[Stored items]
---
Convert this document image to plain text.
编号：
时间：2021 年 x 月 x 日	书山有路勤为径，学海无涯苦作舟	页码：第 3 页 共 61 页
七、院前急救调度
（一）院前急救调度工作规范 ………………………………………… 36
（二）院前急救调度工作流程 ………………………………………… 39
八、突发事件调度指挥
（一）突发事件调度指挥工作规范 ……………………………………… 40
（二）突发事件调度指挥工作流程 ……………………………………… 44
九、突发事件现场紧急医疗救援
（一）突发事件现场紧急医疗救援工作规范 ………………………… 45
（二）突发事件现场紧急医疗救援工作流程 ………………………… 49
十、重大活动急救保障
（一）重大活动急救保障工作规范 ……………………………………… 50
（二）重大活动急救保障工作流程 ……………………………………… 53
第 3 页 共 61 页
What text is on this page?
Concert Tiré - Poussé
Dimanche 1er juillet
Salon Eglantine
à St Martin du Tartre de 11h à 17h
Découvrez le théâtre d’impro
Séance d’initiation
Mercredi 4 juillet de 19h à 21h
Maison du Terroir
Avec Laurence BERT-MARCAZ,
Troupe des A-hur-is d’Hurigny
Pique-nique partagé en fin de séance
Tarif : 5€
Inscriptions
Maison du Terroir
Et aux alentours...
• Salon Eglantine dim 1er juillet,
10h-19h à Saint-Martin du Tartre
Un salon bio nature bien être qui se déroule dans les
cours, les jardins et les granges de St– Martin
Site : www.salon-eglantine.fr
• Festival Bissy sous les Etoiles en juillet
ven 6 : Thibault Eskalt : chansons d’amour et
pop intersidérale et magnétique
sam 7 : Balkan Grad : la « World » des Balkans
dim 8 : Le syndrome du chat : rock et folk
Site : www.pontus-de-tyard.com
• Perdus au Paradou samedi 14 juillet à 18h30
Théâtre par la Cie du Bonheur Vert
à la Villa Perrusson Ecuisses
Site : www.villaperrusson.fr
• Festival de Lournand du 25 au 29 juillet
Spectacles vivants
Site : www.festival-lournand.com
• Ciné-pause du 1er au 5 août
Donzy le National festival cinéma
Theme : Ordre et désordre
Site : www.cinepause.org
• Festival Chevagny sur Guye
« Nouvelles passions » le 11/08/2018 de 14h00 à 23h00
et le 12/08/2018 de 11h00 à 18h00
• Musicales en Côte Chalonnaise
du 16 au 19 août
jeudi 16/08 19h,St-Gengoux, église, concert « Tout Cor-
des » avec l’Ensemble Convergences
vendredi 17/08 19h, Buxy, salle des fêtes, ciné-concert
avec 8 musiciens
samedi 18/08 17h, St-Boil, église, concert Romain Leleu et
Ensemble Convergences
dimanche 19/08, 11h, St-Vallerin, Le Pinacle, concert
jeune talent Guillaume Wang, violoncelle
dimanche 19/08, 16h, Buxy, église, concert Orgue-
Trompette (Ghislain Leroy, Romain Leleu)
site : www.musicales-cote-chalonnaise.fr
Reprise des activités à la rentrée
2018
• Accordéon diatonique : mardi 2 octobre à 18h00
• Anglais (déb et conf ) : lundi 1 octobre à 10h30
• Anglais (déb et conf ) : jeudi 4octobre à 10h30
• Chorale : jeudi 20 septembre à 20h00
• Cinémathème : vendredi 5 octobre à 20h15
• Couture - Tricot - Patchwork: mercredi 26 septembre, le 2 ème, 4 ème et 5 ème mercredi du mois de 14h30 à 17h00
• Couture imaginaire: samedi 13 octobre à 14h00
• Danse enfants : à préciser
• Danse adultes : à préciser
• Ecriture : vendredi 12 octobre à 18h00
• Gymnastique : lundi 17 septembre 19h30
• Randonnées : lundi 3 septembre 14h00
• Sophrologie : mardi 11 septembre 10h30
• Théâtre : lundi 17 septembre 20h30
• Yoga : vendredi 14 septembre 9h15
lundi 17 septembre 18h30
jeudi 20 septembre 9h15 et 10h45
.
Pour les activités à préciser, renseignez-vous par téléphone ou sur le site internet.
---
Track down every line with the word "église" and copy it.

jeudi 16/08 19h,St-Gengoux, église, concert « Tout Cor-
samedi 18/08 17h, St-Boil, église, concert Romain Leleu et
dimanche 19/08, 16h, Buxy, église, concert Orgue-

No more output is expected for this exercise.